REQUIREMENT:
Return the data exactly, with all pictures removed.

Dataset records:
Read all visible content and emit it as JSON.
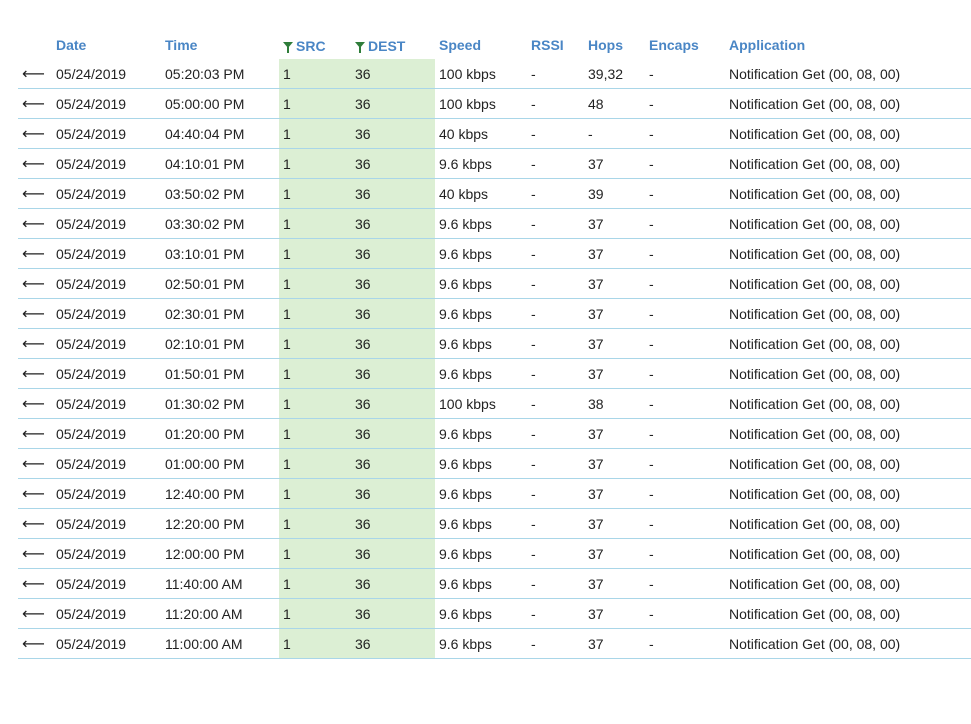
{
  "table": {
    "columns": [
      {
        "key": "dir",
        "label": ""
      },
      {
        "key": "date",
        "label": "Date"
      },
      {
        "key": "time",
        "label": "Time"
      },
      {
        "key": "src",
        "label": "SRC",
        "filtered": true
      },
      {
        "key": "dest",
        "label": "DEST",
        "filtered": true
      },
      {
        "key": "speed",
        "label": "Speed"
      },
      {
        "key": "rssi",
        "label": "RSSI"
      },
      {
        "key": "hops",
        "label": "Hops"
      },
      {
        "key": "encaps",
        "label": "Encaps"
      },
      {
        "key": "application",
        "label": "Application"
      }
    ],
    "rows": [
      {
        "dir": "⟵",
        "date": "05/24/2019",
        "time": "05:20:03 PM",
        "src": "1",
        "dest": "36",
        "speed": "100 kbps",
        "rssi": "-",
        "hops": "39,32",
        "encaps": "-",
        "application": "Notification Get (00, 08, 00)"
      },
      {
        "dir": "⟵",
        "date": "05/24/2019",
        "time": "05:00:00 PM",
        "src": "1",
        "dest": "36",
        "speed": "100 kbps",
        "rssi": "-",
        "hops": "48",
        "encaps": "-",
        "application": "Notification Get (00, 08, 00)"
      },
      {
        "dir": "⟵",
        "date": "05/24/2019",
        "time": "04:40:04 PM",
        "src": "1",
        "dest": "36",
        "speed": "40 kbps",
        "rssi": "-",
        "hops": "-",
        "encaps": "-",
        "application": "Notification Get (00, 08, 00)"
      },
      {
        "dir": "⟵",
        "date": "05/24/2019",
        "time": "04:10:01 PM",
        "src": "1",
        "dest": "36",
        "speed": "9.6 kbps",
        "rssi": "-",
        "hops": "37",
        "encaps": "-",
        "application": "Notification Get (00, 08, 00)"
      },
      {
        "dir": "⟵",
        "date": "05/24/2019",
        "time": "03:50:02 PM",
        "src": "1",
        "dest": "36",
        "speed": "40 kbps",
        "rssi": "-",
        "hops": "39",
        "encaps": "-",
        "application": "Notification Get (00, 08, 00)"
      },
      {
        "dir": "⟵",
        "date": "05/24/2019",
        "time": "03:30:02 PM",
        "src": "1",
        "dest": "36",
        "speed": "9.6 kbps",
        "rssi": "-",
        "hops": "37",
        "encaps": "-",
        "application": "Notification Get (00, 08, 00)"
      },
      {
        "dir": "⟵",
        "date": "05/24/2019",
        "time": "03:10:01 PM",
        "src": "1",
        "dest": "36",
        "speed": "9.6 kbps",
        "rssi": "-",
        "hops": "37",
        "encaps": "-",
        "application": "Notification Get (00, 08, 00)"
      },
      {
        "dir": "⟵",
        "date": "05/24/2019",
        "time": "02:50:01 PM",
        "src": "1",
        "dest": "36",
        "speed": "9.6 kbps",
        "rssi": "-",
        "hops": "37",
        "encaps": "-",
        "application": "Notification Get (00, 08, 00)"
      },
      {
        "dir": "⟵",
        "date": "05/24/2019",
        "time": "02:30:01 PM",
        "src": "1",
        "dest": "36",
        "speed": "9.6 kbps",
        "rssi": "-",
        "hops": "37",
        "encaps": "-",
        "application": "Notification Get (00, 08, 00)"
      },
      {
        "dir": "⟵",
        "date": "05/24/2019",
        "time": "02:10:01 PM",
        "src": "1",
        "dest": "36",
        "speed": "9.6 kbps",
        "rssi": "-",
        "hops": "37",
        "encaps": "-",
        "application": "Notification Get (00, 08, 00)"
      },
      {
        "dir": "⟵",
        "date": "05/24/2019",
        "time": "01:50:01 PM",
        "src": "1",
        "dest": "36",
        "speed": "9.6 kbps",
        "rssi": "-",
        "hops": "37",
        "encaps": "-",
        "application": "Notification Get (00, 08, 00)"
      },
      {
        "dir": "⟵",
        "date": "05/24/2019",
        "time": "01:30:02 PM",
        "src": "1",
        "dest": "36",
        "speed": "100 kbps",
        "rssi": "-",
        "hops": "38",
        "encaps": "-",
        "application": "Notification Get (00, 08, 00)"
      },
      {
        "dir": "⟵",
        "date": "05/24/2019",
        "time": "01:20:00 PM",
        "src": "1",
        "dest": "36",
        "speed": "9.6 kbps",
        "rssi": "-",
        "hops": "37",
        "encaps": "-",
        "application": "Notification Get (00, 08, 00)"
      },
      {
        "dir": "⟵",
        "date": "05/24/2019",
        "time": "01:00:00 PM",
        "src": "1",
        "dest": "36",
        "speed": "9.6 kbps",
        "rssi": "-",
        "hops": "37",
        "encaps": "-",
        "application": "Notification Get (00, 08, 00)"
      },
      {
        "dir": "⟵",
        "date": "05/24/2019",
        "time": "12:40:00 PM",
        "src": "1",
        "dest": "36",
        "speed": "9.6 kbps",
        "rssi": "-",
        "hops": "37",
        "encaps": "-",
        "application": "Notification Get (00, 08, 00)"
      },
      {
        "dir": "⟵",
        "date": "05/24/2019",
        "time": "12:20:00 PM",
        "src": "1",
        "dest": "36",
        "speed": "9.6 kbps",
        "rssi": "-",
        "hops": "37",
        "encaps": "-",
        "application": "Notification Get (00, 08, 00)"
      },
      {
        "dir": "⟵",
        "date": "05/24/2019",
        "time": "12:00:00 PM",
        "src": "1",
        "dest": "36",
        "speed": "9.6 kbps",
        "rssi": "-",
        "hops": "37",
        "encaps": "-",
        "application": "Notification Get (00, 08, 00)"
      },
      {
        "dir": "⟵",
        "date": "05/24/2019",
        "time": "11:40:00 AM",
        "src": "1",
        "dest": "36",
        "speed": "9.6 kbps",
        "rssi": "-",
        "hops": "37",
        "encaps": "-",
        "application": "Notification Get (00, 08, 00)"
      },
      {
        "dir": "⟵",
        "date": "05/24/2019",
        "time": "11:20:00 AM",
        "src": "1",
        "dest": "36",
        "speed": "9.6 kbps",
        "rssi": "-",
        "hops": "37",
        "encaps": "-",
        "application": "Notification Get (00, 08, 00)"
      },
      {
        "dir": "⟵",
        "date": "05/24/2019",
        "time": "11:00:00 AM",
        "src": "1",
        "dest": "36",
        "speed": "9.6 kbps",
        "rssi": "-",
        "hops": "37",
        "encaps": "-",
        "application": "Notification Get (00, 08, 00)"
      }
    ]
  },
  "colors": {
    "header_text": "#4a86c5",
    "filter_fill": "#dcefd4",
    "filter_icon": "#2f7d3a",
    "row_border": "#a9d6e8"
  },
  "icons": {
    "filter": "filter-funnel-icon",
    "direction": "arrow-left-icon"
  }
}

RESPONSE:
Read all visible content and emit it as JSON.
{
  "table": {
    "columns": [
      {
        "key": "dir",
        "label": ""
      },
      {
        "key": "date",
        "label": "Date"
      },
      {
        "key": "time",
        "label": "Time"
      },
      {
        "key": "src",
        "label": "SRC",
        "filtered": true
      },
      {
        "key": "dest",
        "label": "DEST",
        "filtered": true
      },
      {
        "key": "speed",
        "label": "Speed"
      },
      {
        "key": "rssi",
        "label": "RSSI"
      },
      {
        "key": "hops",
        "label": "Hops"
      },
      {
        "key": "encaps",
        "label": "Encaps"
      },
      {
        "key": "application",
        "label": "Application"
      }
    ],
    "rows": [
      {
        "dir": "⟵",
        "date": "05/24/2019",
        "time": "05:20:03 PM",
        "src": "1",
        "dest": "36",
        "speed": "100 kbps",
        "rssi": "-",
        "hops": "39,32",
        "encaps": "-",
        "application": "Notification Get (00, 08, 00)"
      },
      {
        "dir": "⟵",
        "date": "05/24/2019",
        "time": "05:00:00 PM",
        "src": "1",
        "dest": "36",
        "speed": "100 kbps",
        "rssi": "-",
        "hops": "48",
        "encaps": "-",
        "application": "Notification Get (00, 08, 00)"
      },
      {
        "dir": "⟵",
        "date": "05/24/2019",
        "time": "04:40:04 PM",
        "src": "1",
        "dest": "36",
        "speed": "40 kbps",
        "rssi": "-",
        "hops": "-",
        "encaps": "-",
        "application": "Notification Get (00, 08, 00)"
      },
      {
        "dir": "⟵",
        "date": "05/24/2019",
        "time": "04:10:01 PM",
        "src": "1",
        "dest": "36",
        "speed": "9.6 kbps",
        "rssi": "-",
        "hops": "37",
        "encaps": "-",
        "application": "Notification Get (00, 08, 00)"
      },
      {
        "dir": "⟵",
        "date": "05/24/2019",
        "time": "03:50:02 PM",
        "src": "1",
        "dest": "36",
        "speed": "40 kbps",
        "rssi": "-",
        "hops": "39",
        "encaps": "-",
        "application": "Notification Get (00, 08, 00)"
      },
      {
        "dir": "⟵",
        "date": "05/24/2019",
        "time": "03:30:02 PM",
        "src": "1",
        "dest": "36",
        "speed": "9.6 kbps",
        "rssi": "-",
        "hops": "37",
        "encaps": "-",
        "application": "Notification Get (00, 08, 00)"
      },
      {
        "dir": "⟵",
        "date": "05/24/2019",
        "time": "03:10:01 PM",
        "src": "1",
        "dest": "36",
        "speed": "9.6 kbps",
        "rssi": "-",
        "hops": "37",
        "encaps": "-",
        "application": "Notification Get (00, 08, 00)"
      },
      {
        "dir": "⟵",
        "date": "05/24/2019",
        "time": "02:50:01 PM",
        "src": "1",
        "dest": "36",
        "speed": "9.6 kbps",
        "rssi": "-",
        "hops": "37",
        "encaps": "-",
        "application": "Notification Get (00, 08, 00)"
      },
      {
        "dir": "⟵",
        "date": "05/24/2019",
        "time": "02:30:01 PM",
        "src": "1",
        "dest": "36",
        "speed": "9.6 kbps",
        "rssi": "-",
        "hops": "37",
        "encaps": "-",
        "application": "Notification Get (00, 08, 00)"
      },
      {
        "dir": "⟵",
        "date": "05/24/2019",
        "time": "02:10:01 PM",
        "src": "1",
        "dest": "36",
        "speed": "9.6 kbps",
        "rssi": "-",
        "hops": "37",
        "encaps": "-",
        "application": "Notification Get (00, 08, 00)"
      },
      {
        "dir": "⟵",
        "date": "05/24/2019",
        "time": "01:50:01 PM",
        "src": "1",
        "dest": "36",
        "speed": "9.6 kbps",
        "rssi": "-",
        "hops": "37",
        "encaps": "-",
        "application": "Notification Get (00, 08, 00)"
      },
      {
        "dir": "⟵",
        "date": "05/24/2019",
        "time": "01:30:02 PM",
        "src": "1",
        "dest": "36",
        "speed": "100 kbps",
        "rssi": "-",
        "hops": "38",
        "encaps": "-",
        "application": "Notification Get (00, 08, 00)"
      },
      {
        "dir": "⟵",
        "date": "05/24/2019",
        "time": "01:20:00 PM",
        "src": "1",
        "dest": "36",
        "speed": "9.6 kbps",
        "rssi": "-",
        "hops": "37",
        "encaps": "-",
        "application": "Notification Get (00, 08, 00)"
      },
      {
        "dir": "⟵",
        "date": "05/24/2019",
        "time": "01:00:00 PM",
        "src": "1",
        "dest": "36",
        "speed": "9.6 kbps",
        "rssi": "-",
        "hops": "37",
        "encaps": "-",
        "application": "Notification Get (00, 08, 00)"
      },
      {
        "dir": "⟵",
        "date": "05/24/2019",
        "time": "12:40:00 PM",
        "src": "1",
        "dest": "36",
        "speed": "9.6 kbps",
        "rssi": "-",
        "hops": "37",
        "encaps": "-",
        "application": "Notification Get (00, 08, 00)"
      },
      {
        "dir": "⟵",
        "date": "05/24/2019",
        "time": "12:20:00 PM",
        "src": "1",
        "dest": "36",
        "speed": "9.6 kbps",
        "rssi": "-",
        "hops": "37",
        "encaps": "-",
        "application": "Notification Get (00, 08, 00)"
      },
      {
        "dir": "⟵",
        "date": "05/24/2019",
        "time": "12:00:00 PM",
        "src": "1",
        "dest": "36",
        "speed": "9.6 kbps",
        "rssi": "-",
        "hops": "37",
        "encaps": "-",
        "application": "Notification Get (00, 08, 00)"
      },
      {
        "dir": "⟵",
        "date": "05/24/2019",
        "time": "11:40:00 AM",
        "src": "1",
        "dest": "36",
        "speed": "9.6 kbps",
        "rssi": "-",
        "hops": "37",
        "encaps": "-",
        "application": "Notification Get (00, 08, 00)"
      },
      {
        "dir": "⟵",
        "date": "05/24/2019",
        "time": "11:20:00 AM",
        "src": "1",
        "dest": "36",
        "speed": "9.6 kbps",
        "rssi": "-",
        "hops": "37",
        "encaps": "-",
        "application": "Notification Get (00, 08, 00)"
      },
      {
        "dir": "⟵",
        "date": "05/24/2019",
        "time": "11:00:00 AM",
        "src": "1",
        "dest": "36",
        "speed": "9.6 kbps",
        "rssi": "-",
        "hops": "37",
        "encaps": "-",
        "application": "Notification Get (00, 08, 00)"
      }
    ]
  },
  "colors": {
    "header_text": "#4a86c5",
    "filter_fill": "#dcefd4",
    "filter_icon": "#2f7d3a",
    "row_border": "#a9d6e8"
  },
  "icons": {
    "filter": "filter-funnel-icon",
    "direction": "arrow-left-icon"
  }
}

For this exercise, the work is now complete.